◆ Written request: Extract every line that includes the string "выплаты".

=== Record extracts ===

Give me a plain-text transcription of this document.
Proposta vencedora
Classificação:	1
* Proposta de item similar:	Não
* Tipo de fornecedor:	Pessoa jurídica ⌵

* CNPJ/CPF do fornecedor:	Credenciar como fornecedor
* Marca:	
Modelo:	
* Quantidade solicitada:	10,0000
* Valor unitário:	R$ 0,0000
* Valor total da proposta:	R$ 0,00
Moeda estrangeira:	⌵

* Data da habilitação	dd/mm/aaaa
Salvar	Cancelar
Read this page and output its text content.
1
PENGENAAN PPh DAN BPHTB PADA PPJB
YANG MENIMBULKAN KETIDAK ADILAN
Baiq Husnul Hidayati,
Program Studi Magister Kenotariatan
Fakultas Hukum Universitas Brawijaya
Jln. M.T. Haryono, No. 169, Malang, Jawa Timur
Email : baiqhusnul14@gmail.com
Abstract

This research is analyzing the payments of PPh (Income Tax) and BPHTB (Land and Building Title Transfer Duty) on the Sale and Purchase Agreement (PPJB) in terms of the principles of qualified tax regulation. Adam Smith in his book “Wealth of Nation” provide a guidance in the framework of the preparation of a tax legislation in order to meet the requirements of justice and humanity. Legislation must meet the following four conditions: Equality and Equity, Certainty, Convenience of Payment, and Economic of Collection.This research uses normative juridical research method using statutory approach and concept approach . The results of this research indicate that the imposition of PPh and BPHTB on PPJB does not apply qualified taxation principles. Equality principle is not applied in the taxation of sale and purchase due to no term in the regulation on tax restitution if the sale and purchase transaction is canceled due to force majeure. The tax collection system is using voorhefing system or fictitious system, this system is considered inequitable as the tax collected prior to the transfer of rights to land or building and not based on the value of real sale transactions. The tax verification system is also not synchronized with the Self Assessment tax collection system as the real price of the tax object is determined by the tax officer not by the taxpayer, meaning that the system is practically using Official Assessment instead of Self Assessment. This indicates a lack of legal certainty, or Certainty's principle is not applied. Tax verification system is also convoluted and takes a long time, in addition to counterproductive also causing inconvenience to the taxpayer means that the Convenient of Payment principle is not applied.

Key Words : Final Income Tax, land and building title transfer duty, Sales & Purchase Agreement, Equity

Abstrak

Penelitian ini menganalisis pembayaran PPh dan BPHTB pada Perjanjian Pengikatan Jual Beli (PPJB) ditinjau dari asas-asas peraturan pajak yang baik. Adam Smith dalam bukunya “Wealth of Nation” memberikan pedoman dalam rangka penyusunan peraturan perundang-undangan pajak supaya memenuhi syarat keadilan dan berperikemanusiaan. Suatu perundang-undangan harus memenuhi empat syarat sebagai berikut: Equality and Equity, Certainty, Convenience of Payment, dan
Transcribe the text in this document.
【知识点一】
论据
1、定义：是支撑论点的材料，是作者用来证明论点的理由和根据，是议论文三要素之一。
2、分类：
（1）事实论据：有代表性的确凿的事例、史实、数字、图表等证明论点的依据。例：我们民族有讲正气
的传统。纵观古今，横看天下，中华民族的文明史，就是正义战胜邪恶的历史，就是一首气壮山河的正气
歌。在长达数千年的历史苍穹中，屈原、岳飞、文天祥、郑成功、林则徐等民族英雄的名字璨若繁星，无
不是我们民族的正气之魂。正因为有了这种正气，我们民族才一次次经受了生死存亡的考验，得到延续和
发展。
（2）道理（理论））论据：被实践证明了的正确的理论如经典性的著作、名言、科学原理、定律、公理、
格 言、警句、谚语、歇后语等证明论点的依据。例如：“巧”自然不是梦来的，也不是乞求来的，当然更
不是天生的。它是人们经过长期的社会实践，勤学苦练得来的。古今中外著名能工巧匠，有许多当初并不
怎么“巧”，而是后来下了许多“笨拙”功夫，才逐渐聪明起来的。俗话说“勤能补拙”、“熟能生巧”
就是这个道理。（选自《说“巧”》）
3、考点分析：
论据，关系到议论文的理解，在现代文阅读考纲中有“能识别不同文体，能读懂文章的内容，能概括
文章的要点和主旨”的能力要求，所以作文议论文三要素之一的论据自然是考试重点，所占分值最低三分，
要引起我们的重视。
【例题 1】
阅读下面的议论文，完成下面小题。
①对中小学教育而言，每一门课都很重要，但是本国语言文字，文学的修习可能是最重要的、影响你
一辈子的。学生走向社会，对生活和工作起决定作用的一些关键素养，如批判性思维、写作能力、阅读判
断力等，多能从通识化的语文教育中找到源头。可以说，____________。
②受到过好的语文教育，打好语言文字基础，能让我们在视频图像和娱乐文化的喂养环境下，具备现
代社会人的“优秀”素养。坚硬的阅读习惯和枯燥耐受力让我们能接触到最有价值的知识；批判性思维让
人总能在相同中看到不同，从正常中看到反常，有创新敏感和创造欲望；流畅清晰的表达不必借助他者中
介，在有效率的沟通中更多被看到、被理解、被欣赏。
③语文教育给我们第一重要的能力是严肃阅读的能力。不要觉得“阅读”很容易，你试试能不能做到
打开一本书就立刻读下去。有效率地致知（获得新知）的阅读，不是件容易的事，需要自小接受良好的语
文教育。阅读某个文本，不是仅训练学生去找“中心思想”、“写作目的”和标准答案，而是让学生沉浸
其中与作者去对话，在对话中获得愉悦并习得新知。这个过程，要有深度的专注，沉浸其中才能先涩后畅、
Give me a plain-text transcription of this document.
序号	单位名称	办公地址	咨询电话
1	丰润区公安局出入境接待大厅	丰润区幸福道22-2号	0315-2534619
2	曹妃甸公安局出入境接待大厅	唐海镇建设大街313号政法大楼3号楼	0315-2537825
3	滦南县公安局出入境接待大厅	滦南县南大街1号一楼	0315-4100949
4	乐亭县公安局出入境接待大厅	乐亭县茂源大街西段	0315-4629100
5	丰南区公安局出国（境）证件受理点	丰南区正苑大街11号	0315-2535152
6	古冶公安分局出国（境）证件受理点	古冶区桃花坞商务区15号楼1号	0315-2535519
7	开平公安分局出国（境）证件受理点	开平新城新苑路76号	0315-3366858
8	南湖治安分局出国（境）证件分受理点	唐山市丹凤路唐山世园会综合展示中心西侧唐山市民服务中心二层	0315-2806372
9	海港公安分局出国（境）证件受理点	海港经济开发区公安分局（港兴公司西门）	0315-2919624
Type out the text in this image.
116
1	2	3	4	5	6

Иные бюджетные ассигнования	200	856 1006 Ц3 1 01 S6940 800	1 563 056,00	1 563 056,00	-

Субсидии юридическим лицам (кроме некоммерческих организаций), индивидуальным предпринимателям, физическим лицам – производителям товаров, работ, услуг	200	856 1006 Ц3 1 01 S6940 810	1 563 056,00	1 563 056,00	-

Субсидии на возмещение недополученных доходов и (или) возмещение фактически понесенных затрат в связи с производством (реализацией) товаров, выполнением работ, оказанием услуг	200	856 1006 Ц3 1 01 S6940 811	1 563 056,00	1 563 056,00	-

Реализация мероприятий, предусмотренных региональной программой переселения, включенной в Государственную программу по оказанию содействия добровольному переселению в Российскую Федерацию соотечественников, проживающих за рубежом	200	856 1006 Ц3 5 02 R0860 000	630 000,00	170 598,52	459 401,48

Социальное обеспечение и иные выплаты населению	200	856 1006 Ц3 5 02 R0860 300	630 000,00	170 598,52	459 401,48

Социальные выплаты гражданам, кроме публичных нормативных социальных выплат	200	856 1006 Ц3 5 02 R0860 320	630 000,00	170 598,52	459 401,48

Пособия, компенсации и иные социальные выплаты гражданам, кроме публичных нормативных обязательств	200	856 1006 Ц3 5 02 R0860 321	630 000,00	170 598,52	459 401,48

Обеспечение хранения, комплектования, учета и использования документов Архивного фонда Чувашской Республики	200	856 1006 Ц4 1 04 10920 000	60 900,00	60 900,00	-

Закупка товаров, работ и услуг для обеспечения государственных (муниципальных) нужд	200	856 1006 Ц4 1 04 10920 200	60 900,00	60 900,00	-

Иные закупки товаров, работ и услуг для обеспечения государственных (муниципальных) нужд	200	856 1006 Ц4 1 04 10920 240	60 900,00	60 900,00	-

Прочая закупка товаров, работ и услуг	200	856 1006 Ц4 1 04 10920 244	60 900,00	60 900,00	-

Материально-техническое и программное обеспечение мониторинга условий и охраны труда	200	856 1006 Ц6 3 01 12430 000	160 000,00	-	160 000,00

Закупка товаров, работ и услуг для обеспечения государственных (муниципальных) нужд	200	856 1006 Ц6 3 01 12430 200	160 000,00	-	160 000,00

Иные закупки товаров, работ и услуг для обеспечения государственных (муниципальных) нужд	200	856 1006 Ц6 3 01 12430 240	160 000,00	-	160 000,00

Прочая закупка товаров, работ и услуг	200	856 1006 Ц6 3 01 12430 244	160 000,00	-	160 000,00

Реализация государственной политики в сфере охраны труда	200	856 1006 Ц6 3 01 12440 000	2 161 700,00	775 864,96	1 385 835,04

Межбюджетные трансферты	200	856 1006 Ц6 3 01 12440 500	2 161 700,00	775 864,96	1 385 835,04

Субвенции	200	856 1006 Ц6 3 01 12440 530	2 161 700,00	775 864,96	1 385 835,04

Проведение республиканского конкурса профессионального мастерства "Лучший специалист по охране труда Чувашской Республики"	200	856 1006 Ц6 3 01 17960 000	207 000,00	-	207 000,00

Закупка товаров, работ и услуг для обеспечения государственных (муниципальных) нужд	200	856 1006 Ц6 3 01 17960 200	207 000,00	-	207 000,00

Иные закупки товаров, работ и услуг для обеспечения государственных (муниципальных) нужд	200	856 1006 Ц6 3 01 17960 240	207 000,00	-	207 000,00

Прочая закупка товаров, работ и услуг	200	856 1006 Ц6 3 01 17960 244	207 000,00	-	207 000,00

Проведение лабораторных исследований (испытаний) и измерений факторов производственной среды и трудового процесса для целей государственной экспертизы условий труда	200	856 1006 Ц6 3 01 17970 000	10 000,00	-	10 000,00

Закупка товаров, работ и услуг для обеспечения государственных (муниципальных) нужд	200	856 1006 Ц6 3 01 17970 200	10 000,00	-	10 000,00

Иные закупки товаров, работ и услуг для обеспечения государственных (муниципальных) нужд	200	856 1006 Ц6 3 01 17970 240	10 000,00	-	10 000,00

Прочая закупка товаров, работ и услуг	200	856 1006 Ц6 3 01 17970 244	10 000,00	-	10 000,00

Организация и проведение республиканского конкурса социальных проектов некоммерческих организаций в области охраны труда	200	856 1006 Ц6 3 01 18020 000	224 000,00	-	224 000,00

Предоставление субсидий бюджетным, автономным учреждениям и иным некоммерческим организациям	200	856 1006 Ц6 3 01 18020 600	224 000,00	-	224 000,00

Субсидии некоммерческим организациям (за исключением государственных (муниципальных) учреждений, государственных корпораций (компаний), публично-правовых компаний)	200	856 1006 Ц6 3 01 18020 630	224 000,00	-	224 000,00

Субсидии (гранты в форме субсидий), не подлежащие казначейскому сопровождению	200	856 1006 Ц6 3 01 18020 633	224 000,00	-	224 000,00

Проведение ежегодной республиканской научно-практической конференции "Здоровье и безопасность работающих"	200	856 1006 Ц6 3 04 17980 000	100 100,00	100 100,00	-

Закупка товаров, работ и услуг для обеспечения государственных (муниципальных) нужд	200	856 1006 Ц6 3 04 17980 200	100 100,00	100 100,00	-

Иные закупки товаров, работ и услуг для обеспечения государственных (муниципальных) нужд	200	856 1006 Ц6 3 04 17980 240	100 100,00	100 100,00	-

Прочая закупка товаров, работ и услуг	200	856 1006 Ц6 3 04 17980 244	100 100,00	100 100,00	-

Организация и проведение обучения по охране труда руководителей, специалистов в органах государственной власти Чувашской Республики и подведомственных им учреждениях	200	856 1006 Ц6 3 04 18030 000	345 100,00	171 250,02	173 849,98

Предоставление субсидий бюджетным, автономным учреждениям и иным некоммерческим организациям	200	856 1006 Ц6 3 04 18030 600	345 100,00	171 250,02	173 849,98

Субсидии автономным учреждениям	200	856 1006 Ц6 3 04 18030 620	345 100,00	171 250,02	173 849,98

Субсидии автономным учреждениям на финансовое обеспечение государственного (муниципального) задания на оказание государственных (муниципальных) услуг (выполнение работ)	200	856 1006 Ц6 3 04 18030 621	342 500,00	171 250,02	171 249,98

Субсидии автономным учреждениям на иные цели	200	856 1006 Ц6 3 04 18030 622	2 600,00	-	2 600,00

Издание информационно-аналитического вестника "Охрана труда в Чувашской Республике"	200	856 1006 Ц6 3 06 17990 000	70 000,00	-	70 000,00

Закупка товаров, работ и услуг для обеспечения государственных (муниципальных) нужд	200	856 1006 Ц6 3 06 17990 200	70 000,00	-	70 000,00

===

◆ Solution to this task:
Социальное обеспечение и иные выплаты населению	200	856 1006 Ц3 5 02 R0860 300	630 000,00	170 598,52	459 401,48
Социальные выплаты гражданам, кроме публичных нормативных социальных выплат	200	856 1006 Ц3 5 02 R0860 320	630 000,00	170 598,52	459 401,48
Пособия, компенсации и иные социальные выплаты гражданам, кроме публичных нормативных обязательств	200	856 1006 Ц3 5 02 R0860 321	630 000,00	170 598,52	459 401,48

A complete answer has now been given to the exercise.